### Aim of the task:
Copy each of the items below word for word, leaving out the pictures.

### Entries provided:
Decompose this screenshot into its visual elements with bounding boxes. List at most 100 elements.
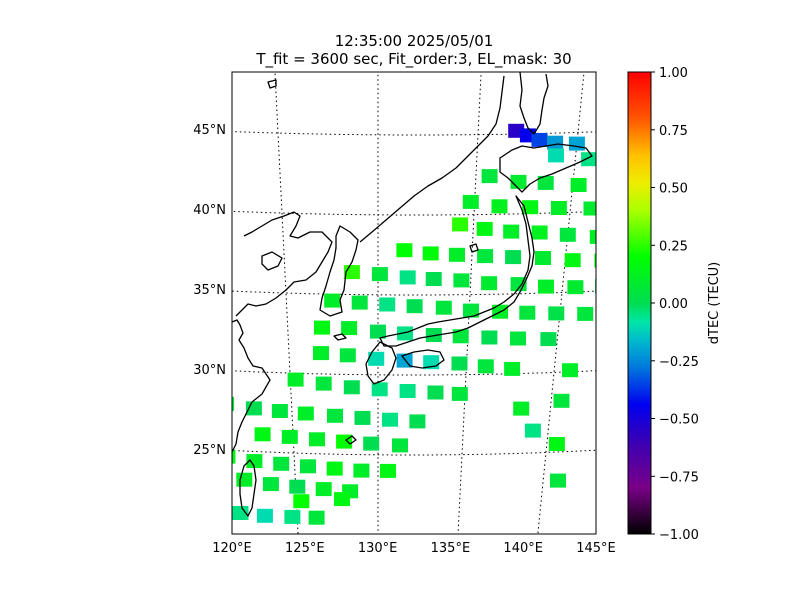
dtec-cell <box>477 359 494 374</box>
graticule-lon-line <box>274 72 299 534</box>
coastline-bohai-peninsula <box>261 251 283 271</box>
dtec-cell <box>326 461 343 476</box>
dtec-cell <box>452 217 469 232</box>
dtec-cell <box>368 351 385 366</box>
dtec-cell <box>547 135 564 150</box>
dtec-cell <box>399 384 416 398</box>
dtec-cell <box>396 243 413 258</box>
dtec-cell <box>309 432 325 447</box>
dtec-cell <box>232 396 235 411</box>
dtec-cell <box>425 328 442 342</box>
colorbar-tick-label: −1.00 <box>659 528 699 543</box>
dtec-cell <box>476 221 493 236</box>
dtec-cell <box>540 332 557 347</box>
dtec-cell <box>271 404 288 418</box>
dtec-cell <box>519 305 536 320</box>
dtec-cell <box>548 306 565 321</box>
colorbar-label: dTEC (TECU) <box>707 262 722 345</box>
dtec-cell <box>232 449 236 464</box>
lon-tick-label: 135°E <box>431 541 471 556</box>
dtec-cell <box>297 406 314 421</box>
dtec-cell <box>339 348 356 363</box>
colorbar-tick-label: −0.50 <box>659 413 699 428</box>
chart-title: 12:35:00 2025/05/01 <box>335 32 494 50</box>
dtec-cell <box>463 303 479 318</box>
dtec-cell <box>422 246 439 261</box>
dtec-cell <box>503 224 520 239</box>
dtec-cell <box>451 386 468 401</box>
coastline-taiwan <box>239 459 257 517</box>
dtec-cell <box>409 414 426 429</box>
dtec-cell <box>232 506 249 520</box>
dtec-cell <box>462 194 479 209</box>
dtec-cell <box>548 148 564 163</box>
dtec-cell <box>570 178 587 192</box>
colorbar-tick-label: 1.00 <box>659 66 688 81</box>
colorbar: 1.00 0.75 0.50 0.25 0.00 −0.25 −0.50 −0.75 −1.00… <box>627 66 722 543</box>
dtec-cell <box>589 229 596 244</box>
lat-tick-label: 40°N <box>193 203 226 218</box>
dtec-cell <box>425 272 442 286</box>
colorbar-tick-label: 0.75 <box>659 124 688 139</box>
dtec-cell <box>481 276 498 291</box>
dtec-cell <box>581 152 596 167</box>
dtec-cell <box>353 463 370 478</box>
dtec-cell <box>453 273 470 288</box>
dtec-cell <box>522 200 539 215</box>
colorbar-tick-label: 0.00 <box>659 297 688 312</box>
dtec-cell <box>600 435 616 449</box>
dtec-cell <box>406 299 423 314</box>
dtec-cell <box>449 247 465 262</box>
dtec-cell <box>427 385 444 400</box>
coastline-shikoku <box>401 349 445 369</box>
dtec-cell <box>562 363 578 378</box>
dtec-cell <box>236 472 253 487</box>
dtec-cell <box>535 251 551 265</box>
dtec-cell <box>315 482 332 497</box>
dtec-cell <box>504 361 521 376</box>
dtec-cell <box>568 136 585 151</box>
coastline-asia-mainland <box>232 319 271 453</box>
dtec-cell <box>382 412 398 427</box>
dtec-cell <box>505 250 522 265</box>
coastline-sado <box>469 243 479 253</box>
dtec-cell <box>559 227 576 242</box>
dtec-cell <box>537 175 554 190</box>
dtec-cell <box>315 376 332 391</box>
dtec-cell <box>289 479 306 494</box>
dtec-cell <box>314 320 330 335</box>
coastline-korea-china-north <box>235 211 333 317</box>
colorbar-tick-label: −0.75 <box>659 470 699 485</box>
graticule-lat-line <box>232 210 596 216</box>
dtec-cell <box>256 508 273 523</box>
dtec-cell <box>392 438 408 453</box>
dtec-cell <box>452 329 469 344</box>
colorbar-tick-label: 0.25 <box>659 239 688 254</box>
colorbar-tick-label: 0.50 <box>659 182 688 197</box>
dtec-cell <box>577 306 594 321</box>
dtec-cell <box>477 249 494 264</box>
lat-tick-labels: 25°N 30°N 35°N 40°N 45°N <box>193 123 226 458</box>
dtec-cell <box>612 154 628 168</box>
coastline-okinawa <box>345 435 357 445</box>
dtec-cell <box>351 295 368 310</box>
dtec-cell <box>564 253 581 268</box>
graticule-lon-line <box>457 72 482 534</box>
dtec-cell <box>399 270 416 285</box>
dtec-cell <box>510 174 527 189</box>
dtec-cell <box>254 427 271 442</box>
dtec-cell <box>273 456 290 471</box>
lon-tick-label: 145°E <box>576 541 616 556</box>
dtec-cell <box>380 463 396 478</box>
graticule-lon-line <box>537 72 585 534</box>
dtec-cell <box>481 169 498 184</box>
coastline-honshu <box>379 195 535 347</box>
dtec-cell <box>341 321 358 336</box>
dtec-cell <box>313 346 329 361</box>
dtec-cell <box>548 437 565 451</box>
dtec-cell <box>371 267 388 282</box>
dtec-cell <box>491 199 508 214</box>
dtec-cell <box>363 436 380 451</box>
coastline-sakhalin <box>519 72 549 135</box>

### Completed exercise:
Decompose this screenshot into its visual elements with bounding boxes. List at most 100 elements.
dtec-cell <box>477 359 494 374</box>
graticule-lon-line <box>274 72 299 534</box>
coastline-bohai-peninsula <box>261 251 283 271</box>
dtec-cell <box>326 461 343 476</box>
dtec-cell <box>452 217 469 232</box>
dtec-cell <box>368 351 385 366</box>
dtec-cell <box>547 135 564 150</box>
dtec-cell <box>399 384 416 398</box>
dtec-cell <box>396 243 413 258</box>
dtec-cell <box>309 432 325 447</box>
dtec-cell <box>232 396 235 411</box>
dtec-cell <box>425 328 442 342</box>
colorbar-tick-label: −1.00 <box>659 528 699 543</box>
dtec-cell <box>476 221 493 236</box>
dtec-cell <box>540 332 557 347</box>
dtec-cell <box>271 404 288 418</box>
dtec-cell <box>519 305 536 320</box>
dtec-cell <box>548 306 565 321</box>
colorbar-label: dTEC (TECU) <box>707 262 722 345</box>
dtec-cell <box>232 449 236 464</box>
lon-tick-label: 135°E <box>431 541 471 556</box>
dtec-cell <box>297 406 314 421</box>
dtec-cell <box>339 348 356 363</box>
colorbar-tick-label: −0.50 <box>659 413 699 428</box>
chart-title: 12:35:00 2025/05/01 <box>335 32 494 50</box>
dtec-cell <box>463 303 479 318</box>
dtec-cell <box>422 246 439 261</box>
dtec-cell <box>503 224 520 239</box>
dtec-cell <box>451 386 468 401</box>
coastline-taiwan <box>239 459 257 517</box>
dtec-cell <box>409 414 426 429</box>
dtec-cell <box>232 506 249 520</box>
dtec-cell <box>462 194 479 209</box>
dtec-cell <box>548 148 564 163</box>
dtec-cell <box>570 178 587 192</box>
colorbar-tick-label: 1.00 <box>659 66 688 81</box>
colorbar: 1.00 0.75 0.50 0.25 0.00 −0.25 −0.50 −0.75 −1.00… <box>627 66 722 543</box>
dtec-cell <box>589 229 596 244</box>
lat-tick-label: 40°N <box>193 203 226 218</box>
dtec-cell <box>425 272 442 286</box>
colorbar-tick-label: 0.75 <box>659 124 688 139</box>
dtec-cell <box>481 276 498 291</box>
dtec-cell <box>581 152 596 167</box>
dtec-cell <box>353 463 370 478</box>
dtec-cell <box>453 273 470 288</box>
dtec-cell <box>522 200 539 215</box>
colorbar-tick-label: 0.00 <box>659 297 688 312</box>
dtec-cell <box>600 435 616 449</box>
dtec-cell <box>406 299 423 314</box>
dtec-cell <box>449 247 465 262</box>
dtec-cell <box>427 385 444 400</box>
coastline-shikoku <box>401 349 445 369</box>
dtec-cell <box>562 363 578 378</box>
dtec-cell <box>236 472 253 487</box>
dtec-cell <box>535 251 551 265</box>
dtec-cell <box>315 482 332 497</box>
dtec-cell <box>504 361 521 376</box>
dtec-cell <box>568 136 585 151</box>
coastline-asia-mainland <box>232 319 271 453</box>
dtec-cell <box>382 412 398 427</box>
dtec-cell <box>505 250 522 265</box>
coastline-sado <box>469 243 479 253</box>
dtec-cell <box>559 227 576 242</box>
dtec-cell <box>537 175 554 190</box>
dtec-cell <box>315 376 332 391</box>
dtec-cell <box>289 479 306 494</box>
dtec-cell <box>314 320 330 335</box>
coastline-korea-china-north <box>235 211 333 317</box>
colorbar-tick-label: −0.75 <box>659 470 699 485</box>
graticule-lat-line <box>232 210 596 216</box>
dtec-cell <box>256 508 273 523</box>
dtec-cell <box>392 438 408 453</box>
dtec-cell <box>452 329 469 344</box>
colorbar-tick-label: 0.25 <box>659 239 688 254</box>
colorbar-tick-label: 0.50 <box>659 182 688 197</box>
dtec-cell <box>577 306 594 321</box>
dtec-cell <box>477 249 494 264</box>
lat-tick-labels: 25°N 30°N 35°N 40°N 45°N <box>193 123 226 458</box>
dtec-cell <box>612 154 628 168</box>
coastline-okinawa <box>345 435 357 445</box>
dtec-cell <box>351 295 368 310</box>
dtec-cell <box>564 253 581 268</box>
graticule-lon-line <box>457 72 482 534</box>
dtec-cell <box>399 270 416 285</box>
dtec-cell <box>510 174 527 189</box>
dtec-cell <box>254 427 271 442</box>
dtec-cell <box>273 456 290 471</box>
lon-tick-label: 145°E <box>576 541 616 556</box>
dtec-cell <box>380 463 396 478</box>
graticule-lon-line <box>537 72 585 534</box>
dtec-cell <box>481 169 498 184</box>
coastline-honshu <box>379 195 535 347</box>
dtec-cell <box>341 321 358 336</box>
dtec-cell <box>313 346 329 361</box>
dtec-cell <box>548 437 565 451</box>
dtec-cell <box>371 267 388 282</box>
dtec-cell <box>491 199 508 214</box>
dtec-cell <box>363 436 380 451</box>
coastline-sakhalin <box>519 72 549 135</box>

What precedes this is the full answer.